* [REQUIRED TASK] Gather every line in the records below that contains the word "Nick".

(Recorded data)
* * * * * * * * *

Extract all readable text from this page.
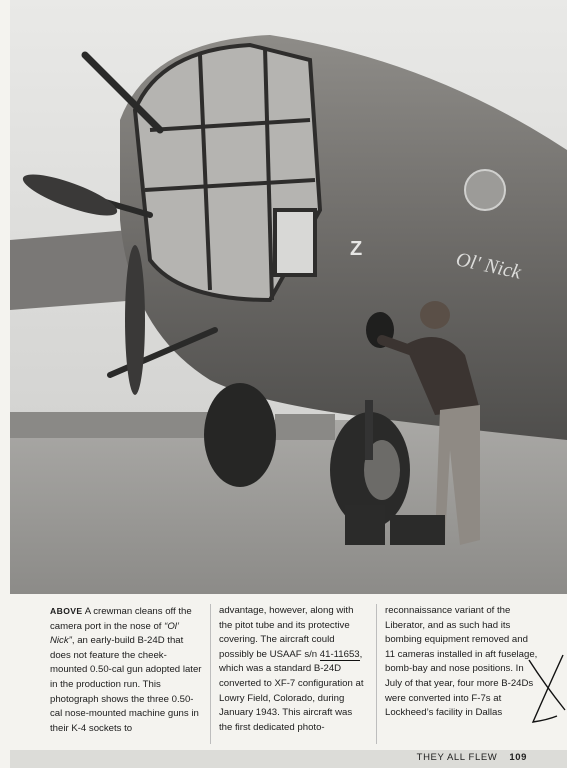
Z	Ol' Nick
ABOVE A crewman cleans off the camera port in the nose of “Ol’ Nick”, an early-build B-24D that does not feature the cheek-mounted 0.50-cal gun adopted later in the production run. This photograph shows the three 0.50-cal nose-mounted machine guns in their K-4 sockets to
advantage, however, along with the pitot tube and its protective covering. The aircraft could possibly be USAAF s/n 41-11653, which was a standard B-24D converted to XF-7 configuration at Lowry Field, Colorado, during January 1943. This aircraft was the first dedicated photo-
reconnaissance variant of the Liberator, and as such had its bombing equipment removed and 11 cameras installed in aft fuselage, bomb-bay and nose positions. In July of that year, four more B-24Ds were converted into F-7s at Lockheed’s facility in Dallas
THEY ALL FLEW 109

* * * * * * * * *

* [TASK ANSWER]
Z	Ol' Nick
ABOVE A crewman cleans off the camera port in the nose of “Ol’ Nick”, an early-build B-24D that does not feature the cheek-mounted 0.50-cal gun adopted later in the production run. This photograph shows the three 0.50-cal nose-mounted machine guns in their K-4 sockets to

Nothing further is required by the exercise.